** DATA SHOWN **
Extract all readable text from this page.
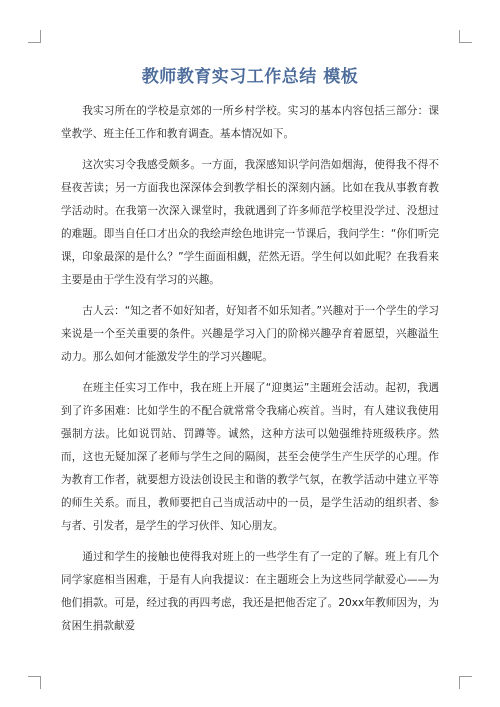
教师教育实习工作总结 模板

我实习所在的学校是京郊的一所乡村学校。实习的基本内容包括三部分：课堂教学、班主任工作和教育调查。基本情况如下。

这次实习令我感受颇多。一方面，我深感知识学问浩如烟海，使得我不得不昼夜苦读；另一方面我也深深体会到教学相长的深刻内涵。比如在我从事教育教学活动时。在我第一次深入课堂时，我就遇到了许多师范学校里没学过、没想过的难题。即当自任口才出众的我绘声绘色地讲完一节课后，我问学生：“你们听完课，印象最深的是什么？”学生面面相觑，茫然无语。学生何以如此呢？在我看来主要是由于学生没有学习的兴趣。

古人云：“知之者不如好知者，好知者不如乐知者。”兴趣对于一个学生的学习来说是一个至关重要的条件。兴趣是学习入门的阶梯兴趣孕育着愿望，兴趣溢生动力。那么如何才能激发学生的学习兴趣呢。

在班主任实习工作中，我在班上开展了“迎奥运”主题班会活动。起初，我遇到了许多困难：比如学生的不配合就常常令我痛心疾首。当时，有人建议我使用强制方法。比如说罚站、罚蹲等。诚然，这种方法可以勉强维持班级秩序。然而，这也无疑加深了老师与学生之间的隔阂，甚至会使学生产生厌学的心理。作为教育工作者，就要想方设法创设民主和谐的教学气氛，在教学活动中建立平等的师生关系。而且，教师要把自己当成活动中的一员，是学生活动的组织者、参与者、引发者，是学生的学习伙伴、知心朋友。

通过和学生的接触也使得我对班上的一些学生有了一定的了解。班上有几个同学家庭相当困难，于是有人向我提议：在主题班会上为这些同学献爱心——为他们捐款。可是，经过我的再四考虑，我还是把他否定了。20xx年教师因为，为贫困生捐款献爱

* * *

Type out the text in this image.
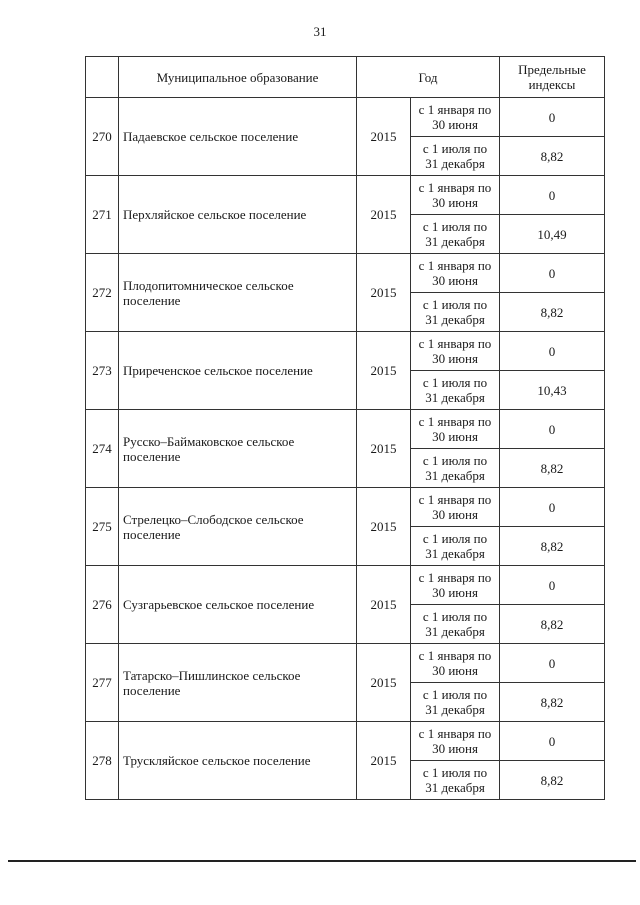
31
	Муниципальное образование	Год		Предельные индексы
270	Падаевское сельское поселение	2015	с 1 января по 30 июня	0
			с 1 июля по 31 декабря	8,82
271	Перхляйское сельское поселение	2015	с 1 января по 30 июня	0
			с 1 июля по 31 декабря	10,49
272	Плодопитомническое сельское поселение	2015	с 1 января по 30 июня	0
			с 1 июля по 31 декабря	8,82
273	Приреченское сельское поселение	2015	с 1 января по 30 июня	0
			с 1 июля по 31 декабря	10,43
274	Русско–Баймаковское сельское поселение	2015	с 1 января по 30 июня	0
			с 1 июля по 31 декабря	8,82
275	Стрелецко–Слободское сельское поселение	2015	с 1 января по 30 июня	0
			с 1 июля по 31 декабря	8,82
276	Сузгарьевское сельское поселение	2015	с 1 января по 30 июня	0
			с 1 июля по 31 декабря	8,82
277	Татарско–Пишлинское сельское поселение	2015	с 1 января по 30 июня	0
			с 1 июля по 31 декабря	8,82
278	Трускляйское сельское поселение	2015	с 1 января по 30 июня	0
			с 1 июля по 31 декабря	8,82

** GIVEN INSTRUCTION **
Search the records for the word "this". Copy every line that has it.

** EXERCISE ANSWER **
Extract all readable text from this page.
Type out the text in this image.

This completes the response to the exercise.